▶ _EXERCISE BRIEF_:
Copy each line of the records that holds the string "将吏亦心轻之".

▶ _STORED DATA_:

************

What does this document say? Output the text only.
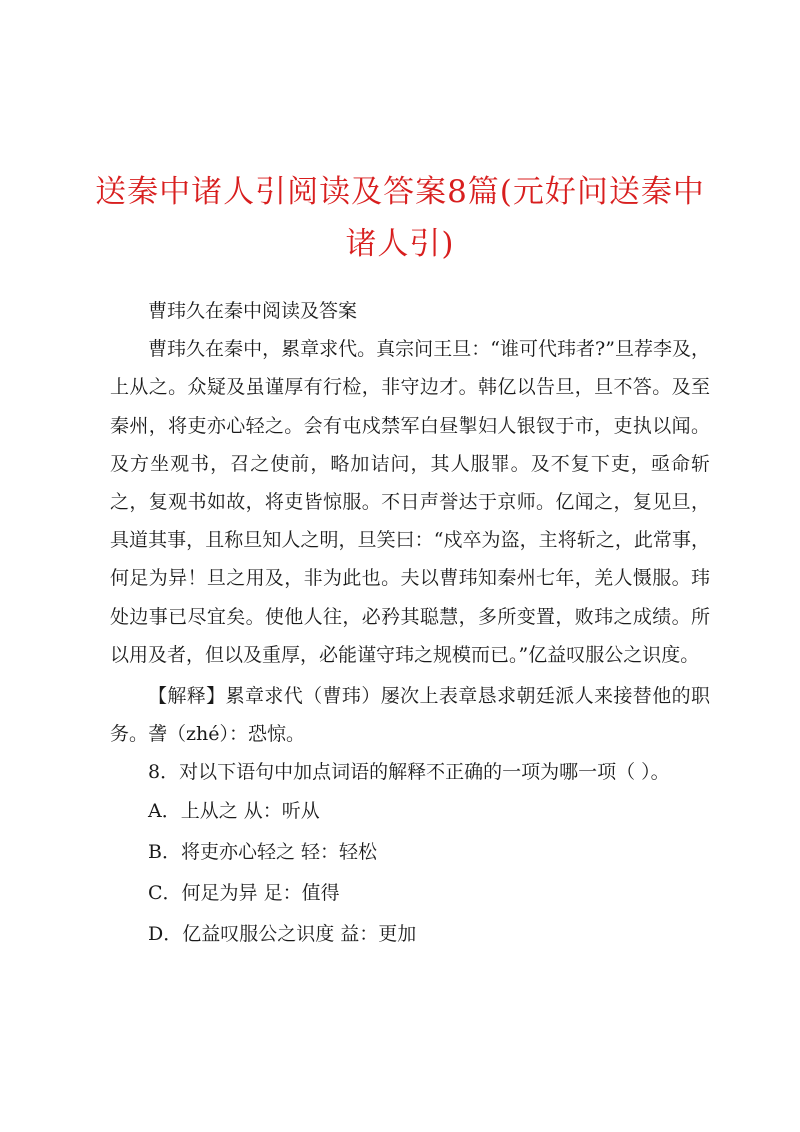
送秦中诸人引阅读及答案8篇(元好问送秦中诸人引)

曹玮久在秦中阅读及答案

曹玮久在秦中，累章求代。真宗问王旦：“谁可代玮者?”旦荐李及，上从之。众疑及虽谨厚有行检，非守边才。韩亿以告旦，旦不答。及至秦州，将吏亦心轻之。会有屯戍禁军白昼掣妇人银钗于市，吏执以闻。及方坐观书，召之使前，略加诘问，其人服罪。及不复下吏，亟命斩之，复观书如故，将吏皆惊服。不日声誉达于京师。亿闻之，复见旦，具道其事，且称旦知人之明，旦笑曰：“戍卒为盗，主将斩之，此常事，何足为异！旦之用及，非为此也。夫以曹玮知秦州七年，羌人慑服。玮处边事已尽宜矣。使他人往，必矜其聪慧，多所变置，败玮之成绩。所以用及者，但以及重厚，必能谨守玮之规模而已。”亿益叹服公之识度。

【解释】累章求代（曹玮）屡次上表章恳求朝廷派人来接替他的职务。詟（zhé）：恐惊。

8．对以下语句中加点词语的解释不正确的一项为哪一项（ ）。

A．上从之 从：听从

B．将吏亦心轻之 轻：轻松

C．何足为异 足：值得

D．亿益叹服公之识度 益：更加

************

▶ _FINISHED EXERCISE_:
曹玮久在秦中，累章求代。真宗问王旦：“谁可代玮者?”旦荐李及，上从之。众疑及虽谨厚有行检，非守边才。韩亿以告旦，旦不答。及至秦州，将吏亦心轻之。会有屯戍禁军白昼掣妇人银钗于市，吏执以闻。及方坐观书，召之使前，略加诘问，其人服罪。及不复下吏，亟命斩之，复观书如故，将吏皆惊服。不日声誉达于京师。亿闻之，复见旦，具道其事，且称旦知人之明，旦笑曰：“戍卒为盗，主将斩之，此常事，何足为异！旦之用及，非为此也。夫以曹玮知秦州七年，羌人慑服。玮处边事已尽宜矣。使他人往，必矜其聪慧，多所变置，败玮之成绩。所以用及者，但以及重厚，必能谨守玮之规模而已。”亿益叹服公之识度。
B．将吏亦心轻之 轻：轻松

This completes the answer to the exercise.